## PROBLEM DETAILS:
Will you give the material below again, every line exactly as it is?

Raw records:
□ □ □ □
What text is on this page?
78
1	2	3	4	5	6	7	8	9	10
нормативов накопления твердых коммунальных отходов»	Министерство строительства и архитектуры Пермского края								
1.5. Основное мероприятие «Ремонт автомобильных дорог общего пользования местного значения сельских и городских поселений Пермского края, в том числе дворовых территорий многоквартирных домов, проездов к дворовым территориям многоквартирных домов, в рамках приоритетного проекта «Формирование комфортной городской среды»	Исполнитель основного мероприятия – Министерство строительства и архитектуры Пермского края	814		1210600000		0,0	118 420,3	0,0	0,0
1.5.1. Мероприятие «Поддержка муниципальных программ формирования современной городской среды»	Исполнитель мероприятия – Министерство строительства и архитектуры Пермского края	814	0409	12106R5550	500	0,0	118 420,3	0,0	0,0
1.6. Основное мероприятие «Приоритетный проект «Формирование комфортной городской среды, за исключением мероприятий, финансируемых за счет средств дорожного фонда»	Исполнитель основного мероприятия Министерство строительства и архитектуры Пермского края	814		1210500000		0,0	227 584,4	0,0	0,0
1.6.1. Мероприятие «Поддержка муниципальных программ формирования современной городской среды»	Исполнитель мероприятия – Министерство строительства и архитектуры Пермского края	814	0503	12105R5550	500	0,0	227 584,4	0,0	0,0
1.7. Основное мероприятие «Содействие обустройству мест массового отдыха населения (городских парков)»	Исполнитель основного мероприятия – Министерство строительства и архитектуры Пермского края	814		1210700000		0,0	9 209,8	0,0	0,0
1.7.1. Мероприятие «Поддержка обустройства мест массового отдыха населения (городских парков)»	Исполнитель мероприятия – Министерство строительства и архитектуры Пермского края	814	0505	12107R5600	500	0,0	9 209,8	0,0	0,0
□ □ □ □
## SOLUTION TO THIS TASK:
What text is on this page?
78
1	2	3	4	5	6	7	8	9	10
нормативов накопления твердых коммунальных отходов»	Министерство строительства и архитектуры Пермского края								
1.5. Основное мероприятие «Ремонт автомобильных дорог общего пользования местного значения сельских и городских поселений Пермского края, в том числе дворовых территорий многоквартирных домов, проездов к дворовым территориям многоквартирных домов, в рамках приоритетного проекта «Формирование комфортной городской среды»	Исполнитель основного мероприятия – Министерство строительства и архитектуры Пермского края	814		1210600000		0,0	118 420,3	0,0	0,0
1.5.1. Мероприятие «Поддержка муниципальных программ формирования современной городской среды»	Исполнитель мероприятия – Министерство строительства и архитектуры Пермского края	814	0409	12106R5550	500	0,0	118 420,3	0,0	0,0
1.6. Основное мероприятие «Приоритетный проект «Формирование комфортной городской среды, за исключением мероприятий, финансируемых за счет средств дорожного фонда»	Исполнитель основного мероприятия Министерство строительства и архитектуры Пермского края	814		1210500000		0,0	227 584,4	0,0	0,0
1.6.1. Мероприятие «Поддержка муниципальных программ формирования современной городской среды»	Исполнитель мероприятия – Министерство строительства и архитектуры Пермского края	814	0503	12105R5550	500	0,0	227 584,4	0,0	0,0
1.7. Основное мероприятие «Содействие обустройству мест массового отдыха населения (городских парков)»	Исполнитель основного мероприятия – Министерство строительства и архитектуры Пермского края	814		1210700000		0,0	9 209,8	0,0	0,0
1.7.1. Мероприятие «Поддержка обустройства мест массового отдыха населения (городских парков)»	Исполнитель мероприятия – Министерство строительства и архитектуры Пермского края	814	0505	12107R5600	500	0,0	9 209,8	0,0	0,0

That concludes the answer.